Problem requirements:
Return each line of the material verbatim.

(Items from a data source)
******

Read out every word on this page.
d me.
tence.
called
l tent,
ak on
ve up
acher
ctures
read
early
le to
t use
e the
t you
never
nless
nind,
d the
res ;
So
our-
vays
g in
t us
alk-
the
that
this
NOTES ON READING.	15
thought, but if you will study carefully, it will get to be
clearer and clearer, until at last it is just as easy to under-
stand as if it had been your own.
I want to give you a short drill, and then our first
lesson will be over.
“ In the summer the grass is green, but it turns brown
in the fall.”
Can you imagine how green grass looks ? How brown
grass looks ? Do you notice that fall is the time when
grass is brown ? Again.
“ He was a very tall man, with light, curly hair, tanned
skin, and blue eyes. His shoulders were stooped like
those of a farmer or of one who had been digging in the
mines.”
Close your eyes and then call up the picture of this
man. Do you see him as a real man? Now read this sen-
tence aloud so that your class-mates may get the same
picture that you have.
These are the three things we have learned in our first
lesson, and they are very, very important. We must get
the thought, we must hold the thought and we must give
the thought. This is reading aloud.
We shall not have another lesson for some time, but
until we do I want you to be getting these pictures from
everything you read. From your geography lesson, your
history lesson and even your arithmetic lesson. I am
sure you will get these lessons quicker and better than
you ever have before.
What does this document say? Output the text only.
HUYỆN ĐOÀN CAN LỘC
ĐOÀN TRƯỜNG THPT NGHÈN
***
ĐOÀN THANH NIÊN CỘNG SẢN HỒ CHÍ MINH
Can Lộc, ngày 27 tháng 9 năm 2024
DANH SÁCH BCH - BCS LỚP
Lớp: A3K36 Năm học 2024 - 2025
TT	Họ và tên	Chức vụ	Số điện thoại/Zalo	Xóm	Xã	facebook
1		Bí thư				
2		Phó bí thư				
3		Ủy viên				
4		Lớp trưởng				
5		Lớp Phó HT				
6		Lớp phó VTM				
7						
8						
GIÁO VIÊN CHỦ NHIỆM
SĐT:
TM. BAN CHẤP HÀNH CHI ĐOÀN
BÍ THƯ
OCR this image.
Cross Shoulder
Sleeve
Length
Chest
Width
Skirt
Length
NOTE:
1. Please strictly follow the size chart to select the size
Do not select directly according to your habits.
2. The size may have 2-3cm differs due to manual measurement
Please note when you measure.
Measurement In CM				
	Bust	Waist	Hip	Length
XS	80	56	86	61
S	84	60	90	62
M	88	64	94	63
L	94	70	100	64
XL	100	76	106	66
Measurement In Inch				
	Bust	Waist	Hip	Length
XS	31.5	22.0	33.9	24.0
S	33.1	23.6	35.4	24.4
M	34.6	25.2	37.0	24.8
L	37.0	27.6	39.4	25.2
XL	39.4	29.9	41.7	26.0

******

Answer:
Read out every word on this page.
d me.
tence.
called
l tent,
ak on
ve up
acher
ctures
read
early
le to
t use
e the
t you
never
nless
nind,
d the
res ;
So
our-
vays
g in
t us
alk-
the
that
this
NOTES ON READING.	15
thought, but if you will study carefully, it will get to be
clearer and clearer, until at last it is just as easy to under-
stand as if it had been your own.
I want to give you a short drill, and then our first
lesson will be over.
“ In the summer the grass is green, but it turns brown
in the fall.”
Can you imagine how green grass looks ? How brown
grass looks ? Do you notice that fall is the time when
grass is brown ? Again.
“ He was a very tall man, with light, curly hair, tanned
skin, and blue eyes. His shoulders were stooped like
those of a farmer or of one who had been digging in the
mines.”
Close your eyes and then call up the picture of this
man. Do you see him as a real man? Now read this sen-
tence aloud so that your class-mates may get the same
picture that you have.
These are the three things we have learned in our first
lesson, and they are very, very important. We must get
the thought, we must hold the thought and we must give
the thought. This is reading aloud.
We shall not have another lesson for some time, but
until we do I want you to be getting these pictures from
everything you read. From your geography lesson, your
history lesson and even your arithmetic lesson. I am
sure you will get these lessons quicker and better than
you ever have before.
What does this document say? Output the text only.
HUYỆN ĐOÀN CAN LỘC
ĐOÀN TRƯỜNG THPT NGHÈN
***
ĐOÀN THANH NIÊN CỘNG SẢN HỒ CHÍ MINH
Can Lộc, ngày 27 tháng 9 năm 2024
DANH SÁCH BCH - BCS LỚP
Lớp: A3K36 Năm học 2024 - 2025
TT	Họ và tên	Chức vụ	Số điện thoại/Zalo	Xóm	Xã	facebook
1		Bí thư				
2		Phó bí thư				
3		Ủy viên				
4		Lớp trưởng				
5		Lớp Phó HT				
6		Lớp phó VTM				
7						
8						
GIÁO VIÊN CHỦ NHIỆM
SĐT:
TM. BAN CHẤP HÀNH CHI ĐOÀN
BÍ THƯ
OCR this image.
Cross Shoulder
Sleeve
Length
Chest
Width
Skirt
Length
NOTE:
1. Please strictly follow the size chart to select the size
Do not select directly according to your habits.
2. The size may have 2-3cm differs due to manual measurement
Please note when you measure.
Measurement In CM				
	Bust	Waist	Hip	Length
XS	80	56	86	61
S	84	60	90	62
M	88	64	94	63
L	94	70	100	64
XL	100	76	106	66
Measurement In Inch				
	Bust	Waist	Hip	Length
XS	31.5	22.0	33.9	24.0
S	33.1	23.6	35.4	24.4
M	34.6	25.2	37.0	24.8
L	37.0	27.6	39.4	25.2
XL	39.4	29.9	41.7	26.0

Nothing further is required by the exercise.